>> BEGIN DATASET RECORDS

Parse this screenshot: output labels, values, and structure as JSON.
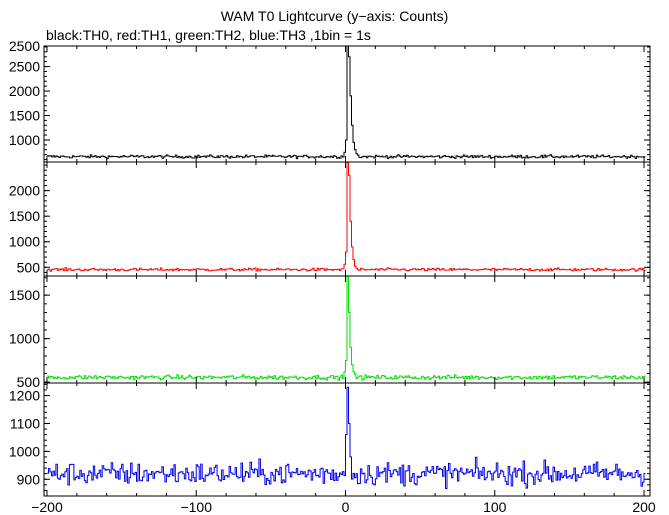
{
  "title": "WAM T0 Lightcurve (y−axis: Counts)",
  "subtitle": "black:TH0, red:TH1, green:TH2, blue:TH3 ,1bin = 1s",
  "chart_data": {
    "type": "line",
    "x_range": [
      -202,
      204
    ],
    "x_ticks": [
      -200,
      -100,
      0,
      100,
      200
    ],
    "x_tick_labels": [
      "−200",
      "−100",
      "0",
      "100",
      "200"
    ],
    "grid": false,
    "panels": [
      {
        "channel": "TH0",
        "color": "#000000",
        "ylim": [
          550,
          2920
        ],
        "yticks": [
          1000,
          1500,
          2000,
          2500
        ],
        "ytick_labels": [
          "1000",
          "1500",
          "2000",
          "2500"
        ],
        "y_top_label": "2500",
        "baseline": 660,
        "noise": 35,
        "peak": [
          {
            "x": -1,
            "y": 750
          },
          {
            "x": 0,
            "y": 1000
          },
          {
            "x": 1,
            "y": 2920
          },
          {
            "x": 2,
            "y": 2700
          },
          {
            "x": 3,
            "y": 1900
          },
          {
            "x": 4,
            "y": 1300
          },
          {
            "x": 5,
            "y": 950
          },
          {
            "x": 6,
            "y": 800
          },
          {
            "x": 7,
            "y": 720
          },
          {
            "x": 8,
            "y": 690
          }
        ]
      },
      {
        "channel": "TH1",
        "color": "#ff0000",
        "ylim": [
          330,
          2560
        ],
        "yticks": [
          500,
          1000,
          1500,
          2000
        ],
        "ytick_labels": [
          "500",
          "1000",
          "1500",
          "2000"
        ],
        "baseline": 455,
        "noise": 30,
        "peak": [
          {
            "x": -1,
            "y": 560
          },
          {
            "x": 0,
            "y": 800
          },
          {
            "x": 1,
            "y": 2550
          },
          {
            "x": 2,
            "y": 2300
          },
          {
            "x": 3,
            "y": 1400
          },
          {
            "x": 4,
            "y": 900
          },
          {
            "x": 5,
            "y": 650
          },
          {
            "x": 6,
            "y": 520
          },
          {
            "x": 7,
            "y": 480
          }
        ]
      },
      {
        "channel": "TH2",
        "color": "#00e000",
        "ylim": [
          490,
          1720
        ],
        "yticks": [
          500,
          1000,
          1500
        ],
        "ytick_labels": [
          "500",
          "1000",
          "1500"
        ],
        "baseline": 555,
        "noise": 28,
        "peak": [
          {
            "x": -1,
            "y": 620
          },
          {
            "x": 0,
            "y": 750
          },
          {
            "x": 1,
            "y": 1720
          },
          {
            "x": 2,
            "y": 1300
          },
          {
            "x": 3,
            "y": 900
          },
          {
            "x": 4,
            "y": 700
          },
          {
            "x": 5,
            "y": 620
          },
          {
            "x": 6,
            "y": 590
          }
        ]
      },
      {
        "channel": "TH3",
        "color": "#0000ee",
        "ylim": [
          840,
          1245
        ],
        "yticks": [
          900,
          1000,
          1100,
          1200
        ],
        "ytick_labels": [
          "900",
          "1000",
          "1100",
          "1200"
        ],
        "baseline": 920,
        "noise": 45,
        "peak": [
          {
            "x": 0,
            "y": 1060
          },
          {
            "x": 1,
            "y": 1230
          },
          {
            "x": 2,
            "y": 1100
          },
          {
            "x": 3,
            "y": 980
          }
        ]
      }
    ]
  }
}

>> END DATASET RECORDS

REQUEST: Reproduce all entries without any change, and omit the pictures.

FINAL RESULT:
Parse this screenshot: output labels, values, and structure as JSON.
{
  "title": "WAM T0 Lightcurve (y−axis: Counts)",
  "subtitle": "black:TH0, red:TH1, green:TH2, blue:TH3 ,1bin = 1s",
  "chart_data": {
    "type": "line",
    "x_range": [
      -202,
      204
    ],
    "x_ticks": [
      -200,
      -100,
      0,
      100,
      200
    ],
    "x_tick_labels": [
      "−200",
      "−100",
      "0",
      "100",
      "200"
    ],
    "grid": false,
    "panels": [
      {
        "channel": "TH0",
        "color": "#000000",
        "ylim": [
          550,
          2920
        ],
        "yticks": [
          1000,
          1500,
          2000,
          2500
        ],
        "ytick_labels": [
          "1000",
          "1500",
          "2000",
          "2500"
        ],
        "y_top_label": "2500",
        "baseline": 660,
        "noise": 35,
        "peak": [
          {
            "x": -1,
            "y": 750
          },
          {
            "x": 0,
            "y": 1000
          },
          {
            "x": 1,
            "y": 2920
          },
          {
            "x": 2,
            "y": 2700
          },
          {
            "x": 3,
            "y": 1900
          },
          {
            "x": 4,
            "y": 1300
          },
          {
            "x": 5,
            "y": 950
          },
          {
            "x": 6,
            "y": 800
          },
          {
            "x": 7,
            "y": 720
          },
          {
            "x": 8,
            "y": 690
          }
        ]
      },
      {
        "channel": "TH1",
        "color": "#ff0000",
        "ylim": [
          330,
          2560
        ],
        "yticks": [
          500,
          1000,
          1500,
          2000
        ],
        "ytick_labels": [
          "500",
          "1000",
          "1500",
          "2000"
        ],
        "baseline": 455,
        "noise": 30,
        "peak": [
          {
            "x": -1,
            "y": 560
          },
          {
            "x": 0,
            "y": 800
          },
          {
            "x": 1,
            "y": 2550
          },
          {
            "x": 2,
            "y": 2300
          },
          {
            "x": 3,
            "y": 1400
          },
          {
            "x": 4,
            "y": 900
          },
          {
            "x": 5,
            "y": 650
          },
          {
            "x": 6,
            "y": 520
          },
          {
            "x": 7,
            "y": 480
          }
        ]
      },
      {
        "channel": "TH2",
        "color": "#00e000",
        "ylim": [
          490,
          1720
        ],
        "yticks": [
          500,
          1000,
          1500
        ],
        "ytick_labels": [
          "500",
          "1000",
          "1500"
        ],
        "baseline": 555,
        "noise": 28,
        "peak": [
          {
            "x": -1,
            "y": 620
          },
          {
            "x": 0,
            "y": 750
          },
          {
            "x": 1,
            "y": 1720
          },
          {
            "x": 2,
            "y": 1300
          },
          {
            "x": 3,
            "y": 900
          },
          {
            "x": 4,
            "y": 700
          },
          {
            "x": 5,
            "y": 620
          },
          {
            "x": 6,
            "y": 590
          }
        ]
      },
      {
        "channel": "TH3",
        "color": "#0000ee",
        "ylim": [
          840,
          1245
        ],
        "yticks": [
          900,
          1000,
          1100,
          1200
        ],
        "ytick_labels": [
          "900",
          "1000",
          "1100",
          "1200"
        ],
        "baseline": 920,
        "noise": 45,
        "peak": [
          {
            "x": 0,
            "y": 1060
          },
          {
            "x": 1,
            "y": 1230
          },
          {
            "x": 2,
            "y": 1100
          },
          {
            "x": 3,
            "y": 980
          }
        ]
      }
    ]
  }
}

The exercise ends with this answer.